Set exercise –
Reproduce every one of the following rows word for word, leaving out the pictures.

The input –
--- --- ---
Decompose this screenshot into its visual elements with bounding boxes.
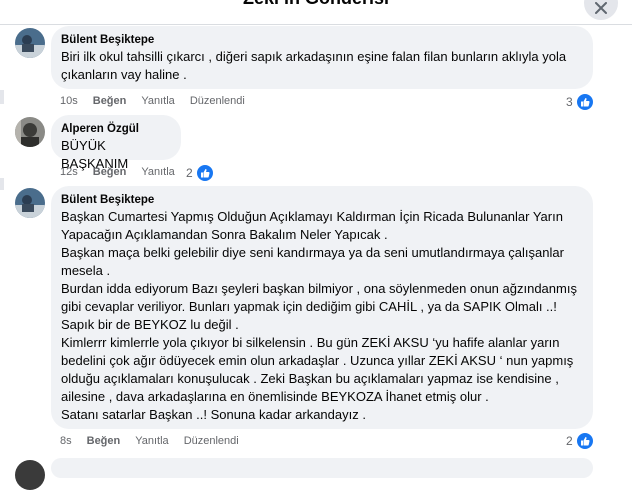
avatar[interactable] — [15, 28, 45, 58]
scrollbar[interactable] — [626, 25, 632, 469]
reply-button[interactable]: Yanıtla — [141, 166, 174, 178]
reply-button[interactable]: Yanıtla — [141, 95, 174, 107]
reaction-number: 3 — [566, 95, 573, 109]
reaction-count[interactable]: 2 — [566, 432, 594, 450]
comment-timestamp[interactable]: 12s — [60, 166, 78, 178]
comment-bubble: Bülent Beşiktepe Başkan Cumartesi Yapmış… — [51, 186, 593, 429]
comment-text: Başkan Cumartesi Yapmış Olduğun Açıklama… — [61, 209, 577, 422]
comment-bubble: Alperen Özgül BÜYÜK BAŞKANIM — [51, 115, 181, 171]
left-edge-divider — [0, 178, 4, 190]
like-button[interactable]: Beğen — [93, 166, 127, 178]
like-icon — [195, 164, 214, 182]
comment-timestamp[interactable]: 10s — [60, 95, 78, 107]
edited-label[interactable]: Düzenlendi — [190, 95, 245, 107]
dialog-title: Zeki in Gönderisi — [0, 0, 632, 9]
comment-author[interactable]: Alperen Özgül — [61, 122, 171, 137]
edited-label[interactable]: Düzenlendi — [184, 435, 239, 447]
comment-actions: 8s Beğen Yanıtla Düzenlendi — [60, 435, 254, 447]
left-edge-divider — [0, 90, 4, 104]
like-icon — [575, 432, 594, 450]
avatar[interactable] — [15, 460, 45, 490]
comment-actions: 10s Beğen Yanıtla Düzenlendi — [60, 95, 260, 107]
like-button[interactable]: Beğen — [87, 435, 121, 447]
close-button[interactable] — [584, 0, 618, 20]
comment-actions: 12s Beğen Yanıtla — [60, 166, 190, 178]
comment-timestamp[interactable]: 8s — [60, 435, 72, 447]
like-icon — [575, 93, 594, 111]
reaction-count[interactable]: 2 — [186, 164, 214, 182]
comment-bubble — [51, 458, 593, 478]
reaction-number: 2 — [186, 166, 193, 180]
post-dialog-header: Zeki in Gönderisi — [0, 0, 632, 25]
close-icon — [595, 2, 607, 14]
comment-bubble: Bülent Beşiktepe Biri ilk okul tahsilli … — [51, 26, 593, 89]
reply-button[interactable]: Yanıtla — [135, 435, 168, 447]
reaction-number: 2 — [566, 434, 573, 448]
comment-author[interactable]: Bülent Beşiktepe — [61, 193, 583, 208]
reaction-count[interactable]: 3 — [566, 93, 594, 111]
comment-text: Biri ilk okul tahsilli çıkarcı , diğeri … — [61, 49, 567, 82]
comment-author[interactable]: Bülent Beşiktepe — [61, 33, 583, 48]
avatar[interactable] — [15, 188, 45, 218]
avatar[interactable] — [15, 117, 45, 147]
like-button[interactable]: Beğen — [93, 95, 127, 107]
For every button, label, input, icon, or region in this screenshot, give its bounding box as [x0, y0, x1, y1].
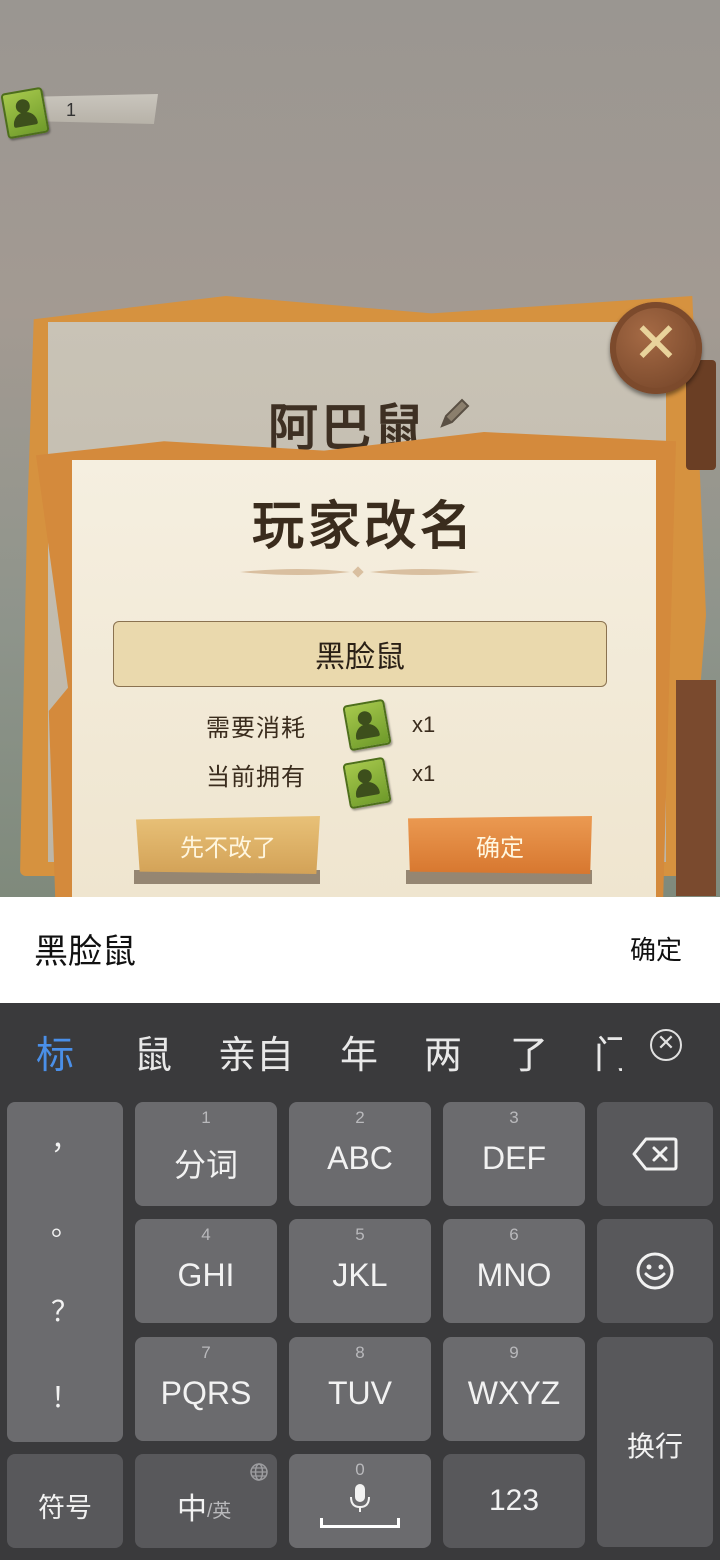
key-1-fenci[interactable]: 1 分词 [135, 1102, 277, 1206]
--- --- ---
Completed exercise –
Decompose this screenshot into its visual elements with bounding boxes.
avatar[interactable] — [15, 28, 45, 58]
scrollbar[interactable] — [626, 25, 632, 469]
reply-button[interactable]: Yanıtla — [141, 166, 174, 178]
reply-button[interactable]: Yanıtla — [141, 95, 174, 107]
reaction-number: 3 — [566, 95, 573, 109]
reaction-count[interactable]: 2 — [566, 432, 594, 450]
comment-timestamp[interactable]: 12s — [60, 166, 78, 178]
comment-bubble: Bülent Beşiktepe Başkan Cumartesi Yapmış… — [51, 186, 593, 429]
comment-text: Başkan Cumartesi Yapmış Olduğun Açıklama… — [61, 209, 577, 422]
comment-bubble: Alperen Özgül BÜYÜK BAŞKANIM — [51, 115, 181, 171]
left-edge-divider — [0, 178, 4, 190]
like-button[interactable]: Beğen — [93, 166, 127, 178]
like-icon — [195, 164, 214, 182]
comment-timestamp[interactable]: 10s — [60, 95, 78, 107]
edited-label[interactable]: Düzenlendi — [190, 95, 245, 107]
dialog-title: Zeki in Gönderisi — [0, 0, 632, 9]
comment-author[interactable]: Alperen Özgül — [61, 122, 171, 137]
edited-label[interactable]: Düzenlendi — [184, 435, 239, 447]
comment-actions: 8s Beğen Yanıtla Düzenlendi — [60, 435, 254, 447]
left-edge-divider — [0, 90, 4, 104]
like-icon — [575, 432, 594, 450]
avatar[interactable] — [15, 460, 45, 490]
comment-actions: 10s Beğen Yanıtla Düzenlendi — [60, 95, 260, 107]
like-button[interactable]: Beğen — [87, 435, 121, 447]
close-button[interactable] — [584, 0, 618, 20]
comment-actions: 12s Beğen Yanıtla — [60, 166, 190, 178]
comment-timestamp[interactable]: 8s — [60, 435, 72, 447]
like-icon — [575, 93, 594, 111]
reaction-count[interactable]: 2 — [186, 164, 214, 182]
comment-bubble — [51, 458, 593, 478]
reaction-number: 2 — [186, 166, 193, 180]
post-dialog-header: Zeki in Gönderisi — [0, 0, 632, 25]
close-icon — [595, 2, 607, 14]
comment-bubble: Bülent Beşiktepe Biri ilk okul tahsilli … — [51, 26, 593, 89]
reply-button[interactable]: Yanıtla — [135, 435, 168, 447]
reaction-number: 2 — [566, 434, 573, 448]
comment-author[interactable]: Bülent Beşiktepe — [61, 193, 583, 208]
reaction-count[interactable]: 3 — [566, 93, 594, 111]
comment-text: Biri ilk okul tahsilli çıkarcı , diğeri … — [61, 49, 567, 82]
comment-author[interactable]: Bülent Beşiktepe — [61, 33, 583, 48]
avatar[interactable] — [15, 188, 45, 218]
avatar[interactable] — [15, 117, 45, 147]
like-button[interactable]: Beğen — [93, 95, 127, 107]
For every button, label, input, icon, or region in this screenshot, give its bounding box as [x0, y0, x1, y1].
key-1-fenci[interactable]: 1 分词 [135, 1102, 277, 1206]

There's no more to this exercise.